(GIVEN DATA begins)

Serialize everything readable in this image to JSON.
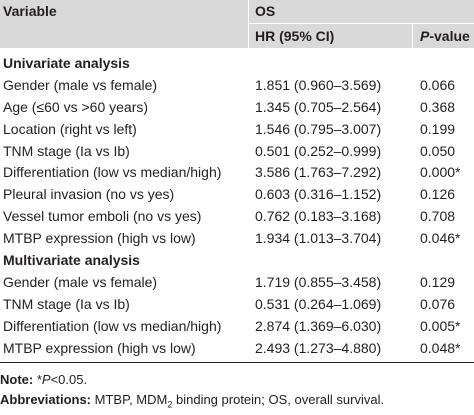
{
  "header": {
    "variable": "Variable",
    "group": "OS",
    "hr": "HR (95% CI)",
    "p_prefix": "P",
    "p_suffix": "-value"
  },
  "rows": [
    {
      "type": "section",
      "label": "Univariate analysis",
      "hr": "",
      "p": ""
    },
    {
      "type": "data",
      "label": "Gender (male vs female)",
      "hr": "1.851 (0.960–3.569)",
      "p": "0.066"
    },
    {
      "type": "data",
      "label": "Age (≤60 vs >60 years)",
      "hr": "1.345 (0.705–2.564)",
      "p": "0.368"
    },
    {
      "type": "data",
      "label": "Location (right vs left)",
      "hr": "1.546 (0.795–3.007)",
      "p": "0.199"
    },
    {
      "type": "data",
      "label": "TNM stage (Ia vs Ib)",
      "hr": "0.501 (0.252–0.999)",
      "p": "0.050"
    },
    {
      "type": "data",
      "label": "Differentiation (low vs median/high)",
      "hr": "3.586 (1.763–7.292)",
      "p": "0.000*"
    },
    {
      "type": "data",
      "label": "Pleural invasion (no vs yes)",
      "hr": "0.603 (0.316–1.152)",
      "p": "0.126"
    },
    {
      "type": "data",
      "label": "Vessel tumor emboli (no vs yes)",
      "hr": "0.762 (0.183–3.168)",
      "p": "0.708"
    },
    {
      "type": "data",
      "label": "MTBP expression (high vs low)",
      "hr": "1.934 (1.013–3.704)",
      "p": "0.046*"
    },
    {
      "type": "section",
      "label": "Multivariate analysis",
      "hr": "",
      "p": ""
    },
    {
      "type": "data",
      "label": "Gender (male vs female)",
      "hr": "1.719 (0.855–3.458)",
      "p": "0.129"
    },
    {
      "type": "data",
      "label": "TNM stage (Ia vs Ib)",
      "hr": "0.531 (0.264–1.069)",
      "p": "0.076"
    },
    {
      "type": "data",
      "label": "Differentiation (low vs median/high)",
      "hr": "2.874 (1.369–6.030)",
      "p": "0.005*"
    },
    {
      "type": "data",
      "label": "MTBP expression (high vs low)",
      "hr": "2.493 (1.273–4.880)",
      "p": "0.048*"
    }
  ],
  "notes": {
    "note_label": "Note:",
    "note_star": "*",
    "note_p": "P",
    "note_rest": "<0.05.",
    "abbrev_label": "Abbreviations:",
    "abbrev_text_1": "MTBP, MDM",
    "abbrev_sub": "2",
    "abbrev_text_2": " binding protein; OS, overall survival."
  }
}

(GIVEN DATA ends)

## EXERCISE
Please copy the preceding records exactly and omit the images.

## TASK OUTPUT
Serialize everything readable in this image to JSON.
{
  "header": {
    "variable": "Variable",
    "group": "OS",
    "hr": "HR (95% CI)",
    "p_prefix": "P",
    "p_suffix": "-value"
  },
  "rows": [
    {
      "type": "section",
      "label": "Univariate analysis",
      "hr": "",
      "p": ""
    },
    {
      "type": "data",
      "label": "Gender (male vs female)",
      "hr": "1.851 (0.960–3.569)",
      "p": "0.066"
    },
    {
      "type": "data",
      "label": "Age (≤60 vs >60 years)",
      "hr": "1.345 (0.705–2.564)",
      "p": "0.368"
    },
    {
      "type": "data",
      "label": "Location (right vs left)",
      "hr": "1.546 (0.795–3.007)",
      "p": "0.199"
    },
    {
      "type": "data",
      "label": "TNM stage (Ia vs Ib)",
      "hr": "0.501 (0.252–0.999)",
      "p": "0.050"
    },
    {
      "type": "data",
      "label": "Differentiation (low vs median/high)",
      "hr": "3.586 (1.763–7.292)",
      "p": "0.000*"
    },
    {
      "type": "data",
      "label": "Pleural invasion (no vs yes)",
      "hr": "0.603 (0.316–1.152)",
      "p": "0.126"
    },
    {
      "type": "data",
      "label": "Vessel tumor emboli (no vs yes)",
      "hr": "0.762 (0.183–3.168)",
      "p": "0.708"
    },
    {
      "type": "data",
      "label": "MTBP expression (high vs low)",
      "hr": "1.934 (1.013–3.704)",
      "p": "0.046*"
    },
    {
      "type": "section",
      "label": "Multivariate analysis",
      "hr": "",
      "p": ""
    },
    {
      "type": "data",
      "label": "Gender (male vs female)",
      "hr": "1.719 (0.855–3.458)",
      "p": "0.129"
    },
    {
      "type": "data",
      "label": "TNM stage (Ia vs Ib)",
      "hr": "0.531 (0.264–1.069)",
      "p": "0.076"
    },
    {
      "type": "data",
      "label": "Differentiation (low vs median/high)",
      "hr": "2.874 (1.369–6.030)",
      "p": "0.005*"
    },
    {
      "type": "data",
      "label": "MTBP expression (high vs low)",
      "hr": "2.493 (1.273–4.880)",
      "p": "0.048*"
    }
  ],
  "notes": {
    "note_label": "Note:",
    "note_star": "*",
    "note_p": "P",
    "note_rest": "<0.05.",
    "abbrev_label": "Abbreviations:",
    "abbrev_text_1": "MTBP, MDM",
    "abbrev_sub": "2",
    "abbrev_text_2": " binding protein; OS, overall survival."
  }
}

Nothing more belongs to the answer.